* _Set problem_
Filter these entries so that only lines with the word "axis" remain.

Excerpts from a figure dataset
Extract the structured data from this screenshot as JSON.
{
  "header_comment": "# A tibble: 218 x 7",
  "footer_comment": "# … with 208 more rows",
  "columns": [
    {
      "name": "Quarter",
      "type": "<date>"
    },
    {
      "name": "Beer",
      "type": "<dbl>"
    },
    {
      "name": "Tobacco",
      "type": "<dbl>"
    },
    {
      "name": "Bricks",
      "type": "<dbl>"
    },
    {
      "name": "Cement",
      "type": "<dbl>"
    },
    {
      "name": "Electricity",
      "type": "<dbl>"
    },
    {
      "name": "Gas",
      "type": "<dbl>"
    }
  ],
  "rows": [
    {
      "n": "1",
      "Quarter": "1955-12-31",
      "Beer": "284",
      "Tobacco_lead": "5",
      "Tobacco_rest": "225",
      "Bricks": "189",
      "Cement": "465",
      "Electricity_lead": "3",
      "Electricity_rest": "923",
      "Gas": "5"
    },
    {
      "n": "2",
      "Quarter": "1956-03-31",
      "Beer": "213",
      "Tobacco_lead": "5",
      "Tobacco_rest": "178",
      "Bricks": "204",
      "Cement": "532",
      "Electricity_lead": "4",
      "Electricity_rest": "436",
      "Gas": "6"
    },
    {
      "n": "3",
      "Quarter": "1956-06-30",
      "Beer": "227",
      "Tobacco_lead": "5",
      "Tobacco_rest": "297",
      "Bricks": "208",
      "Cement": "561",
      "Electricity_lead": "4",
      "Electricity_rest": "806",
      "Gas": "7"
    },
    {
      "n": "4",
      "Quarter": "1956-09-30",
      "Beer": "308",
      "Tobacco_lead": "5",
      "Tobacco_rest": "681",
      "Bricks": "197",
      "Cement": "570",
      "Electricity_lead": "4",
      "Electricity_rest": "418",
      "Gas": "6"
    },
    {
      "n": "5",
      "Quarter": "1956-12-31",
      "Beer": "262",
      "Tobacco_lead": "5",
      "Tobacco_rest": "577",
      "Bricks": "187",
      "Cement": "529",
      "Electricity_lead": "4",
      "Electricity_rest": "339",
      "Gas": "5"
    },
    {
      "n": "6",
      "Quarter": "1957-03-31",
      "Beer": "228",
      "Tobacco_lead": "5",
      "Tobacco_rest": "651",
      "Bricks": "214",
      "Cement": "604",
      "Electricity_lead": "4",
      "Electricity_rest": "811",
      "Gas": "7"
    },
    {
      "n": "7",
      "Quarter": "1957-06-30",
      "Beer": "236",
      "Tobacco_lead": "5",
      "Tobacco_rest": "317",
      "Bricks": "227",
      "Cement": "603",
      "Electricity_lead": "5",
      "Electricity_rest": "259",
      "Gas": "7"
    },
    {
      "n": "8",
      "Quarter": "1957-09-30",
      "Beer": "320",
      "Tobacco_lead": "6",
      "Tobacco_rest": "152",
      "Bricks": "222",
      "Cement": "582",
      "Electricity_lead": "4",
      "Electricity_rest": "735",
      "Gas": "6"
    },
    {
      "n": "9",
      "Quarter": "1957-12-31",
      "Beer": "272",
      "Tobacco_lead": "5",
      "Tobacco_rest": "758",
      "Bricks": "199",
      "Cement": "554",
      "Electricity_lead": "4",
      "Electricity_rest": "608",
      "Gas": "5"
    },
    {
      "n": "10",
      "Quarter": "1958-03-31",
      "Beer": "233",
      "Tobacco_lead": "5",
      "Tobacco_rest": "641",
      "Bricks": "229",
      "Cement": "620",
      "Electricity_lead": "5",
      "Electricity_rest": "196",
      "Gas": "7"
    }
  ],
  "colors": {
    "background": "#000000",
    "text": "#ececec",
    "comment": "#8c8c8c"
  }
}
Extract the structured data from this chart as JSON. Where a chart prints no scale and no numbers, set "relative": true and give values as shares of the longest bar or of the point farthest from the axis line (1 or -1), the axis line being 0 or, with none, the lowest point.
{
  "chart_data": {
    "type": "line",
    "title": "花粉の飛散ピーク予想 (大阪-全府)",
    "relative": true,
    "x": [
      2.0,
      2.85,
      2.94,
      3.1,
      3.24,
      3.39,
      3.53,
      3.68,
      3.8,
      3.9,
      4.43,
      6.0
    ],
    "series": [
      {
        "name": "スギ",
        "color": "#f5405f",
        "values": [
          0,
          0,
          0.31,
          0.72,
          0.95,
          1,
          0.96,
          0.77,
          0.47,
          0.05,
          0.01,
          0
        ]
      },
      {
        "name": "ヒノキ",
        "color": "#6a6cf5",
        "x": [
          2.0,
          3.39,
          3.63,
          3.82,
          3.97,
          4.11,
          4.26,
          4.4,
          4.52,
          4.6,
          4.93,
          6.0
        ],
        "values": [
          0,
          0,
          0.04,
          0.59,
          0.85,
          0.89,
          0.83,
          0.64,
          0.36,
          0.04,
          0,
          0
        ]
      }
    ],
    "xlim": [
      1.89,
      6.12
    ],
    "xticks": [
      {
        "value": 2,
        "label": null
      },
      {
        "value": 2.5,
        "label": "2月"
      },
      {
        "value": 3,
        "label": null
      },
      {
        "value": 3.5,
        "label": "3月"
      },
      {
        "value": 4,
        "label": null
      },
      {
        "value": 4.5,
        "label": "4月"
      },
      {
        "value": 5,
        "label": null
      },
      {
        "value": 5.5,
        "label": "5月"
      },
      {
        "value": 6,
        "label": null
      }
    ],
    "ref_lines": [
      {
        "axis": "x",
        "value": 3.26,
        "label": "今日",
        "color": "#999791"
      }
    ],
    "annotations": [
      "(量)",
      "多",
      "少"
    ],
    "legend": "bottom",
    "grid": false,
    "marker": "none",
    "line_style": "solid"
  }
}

* _Answer to the problem_
Extract the structured data from this chart as JSON. Where a chart prints no scale and no numbers, set "relative": true and give values as shares of the longest bar or of the point farthest from the axis line (1 or -1), the axis line being 0 or, with none, the lowest point.
        "axis": "x",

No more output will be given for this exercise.